Start Material provided

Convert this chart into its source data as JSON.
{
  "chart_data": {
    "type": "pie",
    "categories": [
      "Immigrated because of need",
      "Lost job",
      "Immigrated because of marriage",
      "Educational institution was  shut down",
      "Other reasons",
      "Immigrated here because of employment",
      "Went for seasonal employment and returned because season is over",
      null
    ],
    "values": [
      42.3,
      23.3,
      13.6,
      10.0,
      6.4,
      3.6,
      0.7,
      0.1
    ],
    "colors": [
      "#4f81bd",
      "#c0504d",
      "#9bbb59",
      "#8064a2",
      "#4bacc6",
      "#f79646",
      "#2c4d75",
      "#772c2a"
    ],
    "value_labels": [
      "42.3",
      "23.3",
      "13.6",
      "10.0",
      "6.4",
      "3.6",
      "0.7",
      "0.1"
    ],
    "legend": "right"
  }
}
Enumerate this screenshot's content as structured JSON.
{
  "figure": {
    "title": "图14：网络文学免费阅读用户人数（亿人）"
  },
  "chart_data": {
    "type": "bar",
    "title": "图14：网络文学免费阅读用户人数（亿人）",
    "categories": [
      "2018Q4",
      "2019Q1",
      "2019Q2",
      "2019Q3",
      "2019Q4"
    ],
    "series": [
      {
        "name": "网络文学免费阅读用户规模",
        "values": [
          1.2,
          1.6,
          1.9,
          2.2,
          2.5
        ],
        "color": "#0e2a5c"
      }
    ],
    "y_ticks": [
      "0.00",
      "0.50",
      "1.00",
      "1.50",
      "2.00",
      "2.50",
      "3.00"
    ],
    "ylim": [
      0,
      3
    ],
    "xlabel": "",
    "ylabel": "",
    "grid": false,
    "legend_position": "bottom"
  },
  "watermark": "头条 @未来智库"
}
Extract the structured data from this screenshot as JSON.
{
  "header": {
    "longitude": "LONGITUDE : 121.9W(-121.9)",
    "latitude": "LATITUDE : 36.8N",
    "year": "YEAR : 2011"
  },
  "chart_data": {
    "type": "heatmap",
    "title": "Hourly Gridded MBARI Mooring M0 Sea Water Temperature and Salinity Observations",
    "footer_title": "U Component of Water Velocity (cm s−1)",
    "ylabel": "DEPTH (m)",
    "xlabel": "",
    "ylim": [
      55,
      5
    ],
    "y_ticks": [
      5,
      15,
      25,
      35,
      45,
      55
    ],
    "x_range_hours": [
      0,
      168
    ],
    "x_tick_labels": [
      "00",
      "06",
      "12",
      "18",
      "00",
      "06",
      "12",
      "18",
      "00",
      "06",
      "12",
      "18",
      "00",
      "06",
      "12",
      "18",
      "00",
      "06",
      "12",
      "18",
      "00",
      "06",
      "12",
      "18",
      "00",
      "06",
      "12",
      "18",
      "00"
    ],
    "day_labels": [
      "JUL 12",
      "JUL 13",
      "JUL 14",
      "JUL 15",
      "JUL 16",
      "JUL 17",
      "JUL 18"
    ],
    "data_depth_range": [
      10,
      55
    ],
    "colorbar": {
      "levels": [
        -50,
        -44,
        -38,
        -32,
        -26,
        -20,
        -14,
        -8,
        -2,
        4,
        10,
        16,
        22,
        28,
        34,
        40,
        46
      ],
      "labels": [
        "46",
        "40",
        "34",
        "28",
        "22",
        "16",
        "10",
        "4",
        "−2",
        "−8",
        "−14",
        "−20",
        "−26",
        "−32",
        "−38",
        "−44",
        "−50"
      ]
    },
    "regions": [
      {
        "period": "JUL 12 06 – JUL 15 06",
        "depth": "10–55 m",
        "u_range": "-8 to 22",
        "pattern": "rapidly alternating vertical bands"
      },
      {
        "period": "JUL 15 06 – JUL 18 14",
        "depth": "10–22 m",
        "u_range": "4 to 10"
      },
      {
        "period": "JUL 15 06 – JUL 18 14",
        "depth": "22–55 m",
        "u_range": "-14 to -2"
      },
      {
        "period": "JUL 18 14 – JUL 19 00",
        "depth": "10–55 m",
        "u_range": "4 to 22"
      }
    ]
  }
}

End Material provided

Written problem: Lines of the material that contain the word "period" are to be gathered.

Finished task:
        "period": "JUL 12 06 – JUL 15 06",
        "period": "JUL 15 06 – JUL 18 14",
        "period": "JUL 15 06 – JUL 18 14",
        "period": "JUL 18 14 – JUL 19 00",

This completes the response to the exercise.